### The request
Nothing in the records may be left out or altered; reproduce them all exactly.

### Records for the exercise
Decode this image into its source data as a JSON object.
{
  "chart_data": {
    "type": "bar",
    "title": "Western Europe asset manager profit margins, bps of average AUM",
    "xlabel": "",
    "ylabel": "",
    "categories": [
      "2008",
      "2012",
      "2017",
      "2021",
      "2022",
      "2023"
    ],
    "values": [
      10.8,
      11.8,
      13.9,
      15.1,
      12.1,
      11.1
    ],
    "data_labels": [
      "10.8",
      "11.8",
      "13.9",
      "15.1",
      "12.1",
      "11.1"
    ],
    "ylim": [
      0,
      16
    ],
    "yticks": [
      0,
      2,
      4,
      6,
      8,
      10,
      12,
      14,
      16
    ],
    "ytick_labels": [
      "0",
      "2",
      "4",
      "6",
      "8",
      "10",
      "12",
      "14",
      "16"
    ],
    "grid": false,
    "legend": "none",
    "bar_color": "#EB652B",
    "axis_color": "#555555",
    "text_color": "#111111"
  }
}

### Solution
Decode this image into its source data as a JSON object.
{
  "chart_data": {
    "type": "bar",
    "title": "Western Europe asset manager profit margins, bps of average AUM",
    "xlabel": "",
    "ylabel": "",
    "categories": [
      "2008",
      "2012",
      "2017",
      "2021",
      "2022",
      "2023"
    ],
    "values": [
      10.8,
      11.8,
      13.9,
      15.1,
      12.1,
      11.1
    ],
    "data_labels": [
      "10.8",
      "11.8",
      "13.9",
      "15.1",
      "12.1",
      "11.1"
    ],
    "ylim": [
      0,
      16
    ],
    "yticks": [
      0,
      2,
      4,
      6,
      8,
      10,
      12,
      14,
      16
    ],
    "ytick_labels": [
      "0",
      "2",
      "4",
      "6",
      "8",
      "10",
      "12",
      "14",
      "16"
    ],
    "grid": false,
    "legend": "none",
    "bar_color": "#EB652B",
    "axis_color": "#555555",
    "text_color": "#111111"
  }
}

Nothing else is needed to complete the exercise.